(Recorded data)
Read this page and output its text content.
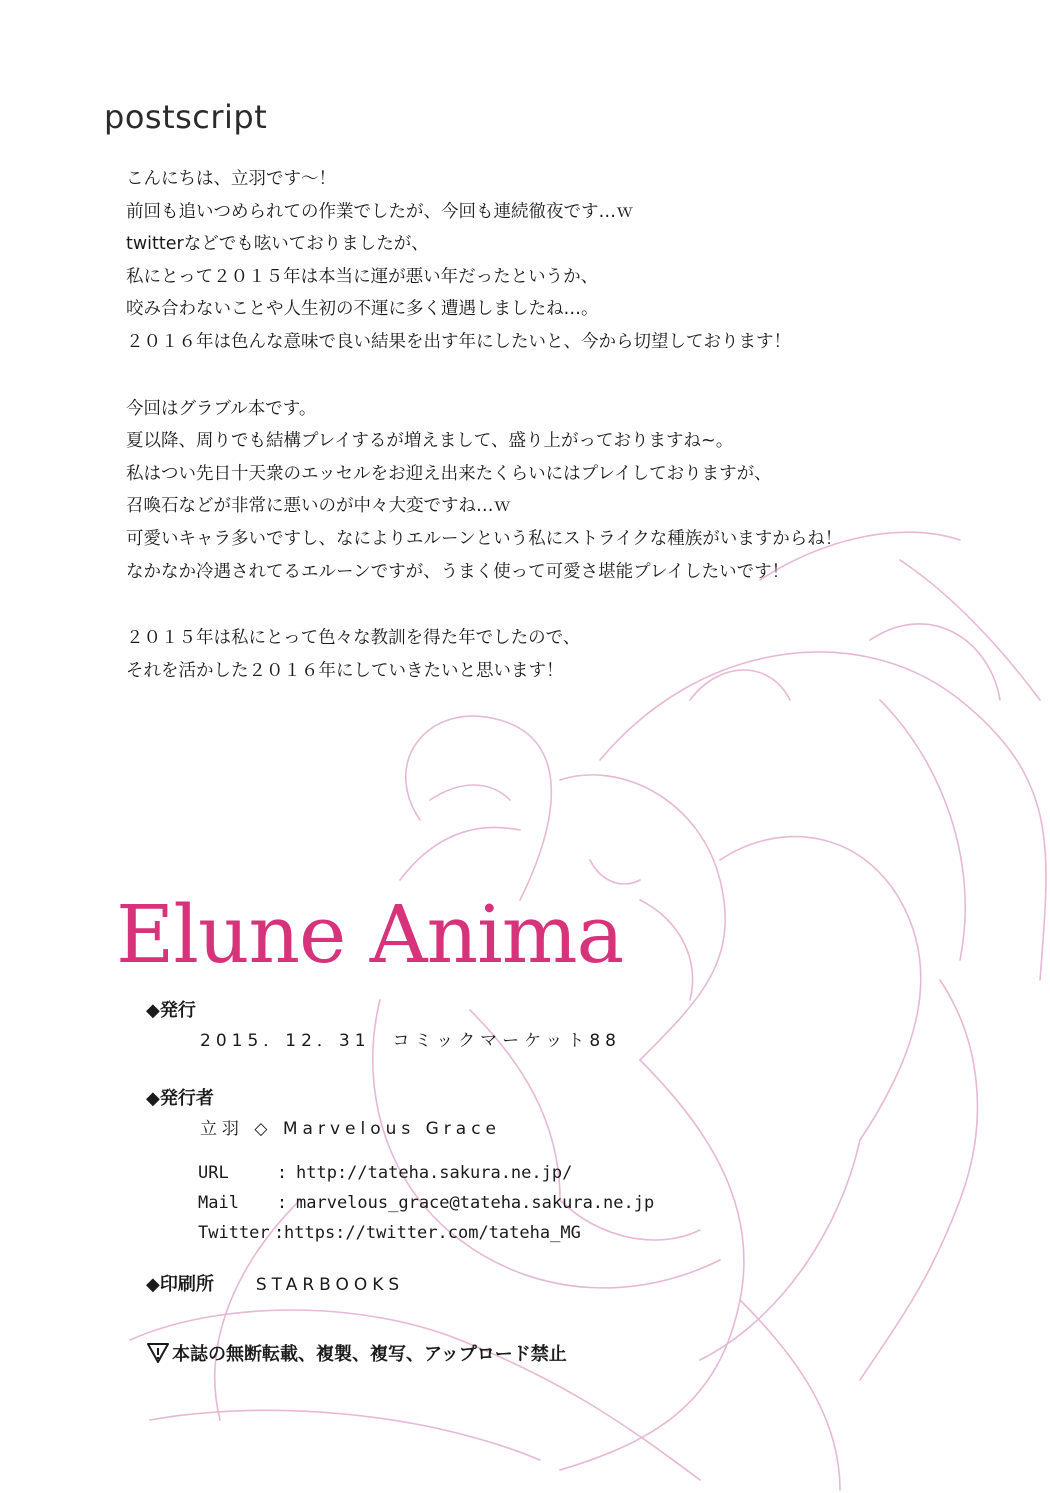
postscript
こんにちは、立羽です～！
前回も追いつめられての作業でしたが、今回も連続徹夜です…ｗ
twitterなどでも呟いておりましたが、
私にとって２０１５年は本当に運が悪い年だったというか、
咬み合わないことや人生初の不運に多く遭遇しましたね…。
２０１６年は色んな意味で良い結果を出す年にしたいと、今から切望しております！
今回はグラブル本です。
夏以降、周りでも結構プレイするが増えまして、盛り上がっておりますね~。
私はつい先日十天衆のエッセルをお迎え出来たくらいにはプレイしておりますが、
召喚石などが非常に悪いのが中々大変ですね…ｗ
可愛いキャラ多いですし、なによりエルーンという私にストライクな種族がいますからね！
なかなか冷遇されてるエルーンですが、うまく使って可愛さ堪能プレイしたいです！
２０１５年は私にとって色々な教訓を得た年でしたので、
それを活かした２０１６年にしていきたいと思います！
Elune Anima
◆発行
2015．12．31　コミックマーケット88
◆発行者
立羽 ◇ Marvelous Grace
URL	: http://tateha.sakura.ne.jp/
Mail	: marvelous_grace@tateha.sakura.ne.jp
Twitter : https://twitter.com/tateha_MG
◆印刷所 STARBOOKS
本誌の無断転載、複製、複写、アップロード禁止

◆ **Required task**
Reproduce all of the data exactly, omitting each picture it holds.

◆ **Full solution**
Read this page and output its text content.
postscript
こんにちは、立羽です～！
前回も追いつめられての作業でしたが、今回も連続徹夜です…ｗ
twitterなどでも呟いておりましたが、
私にとって２０１５年は本当に運が悪い年だったというか、
咬み合わないことや人生初の不運に多く遭遇しましたね…。
２０１６年は色んな意味で良い結果を出す年にしたいと、今から切望しております！
今回はグラブル本です。
夏以降、周りでも結構プレイするが増えまして、盛り上がっておりますね~。
私はつい先日十天衆のエッセルをお迎え出来たくらいにはプレイしておりますが、
召喚石などが非常に悪いのが中々大変ですね…ｗ
可愛いキャラ多いですし、なによりエルーンという私にストライクな種族がいますからね！
なかなか冷遇されてるエルーンですが、うまく使って可愛さ堪能プレイしたいです！
２０１５年は私にとって色々な教訓を得た年でしたので、
それを活かした２０１６年にしていきたいと思います！
Elune Anima
◆発行
2015．12．31　コミックマーケット88
◆発行者
立羽 ◇ Marvelous Grace
URL	: http://tateha.sakura.ne.jp/
Mail	: marvelous_grace@tateha.sakura.ne.jp
Twitter : https://twitter.com/tateha_MG
◆印刷所 STARBOOKS
本誌の無断転載、複製、複写、アップロード禁止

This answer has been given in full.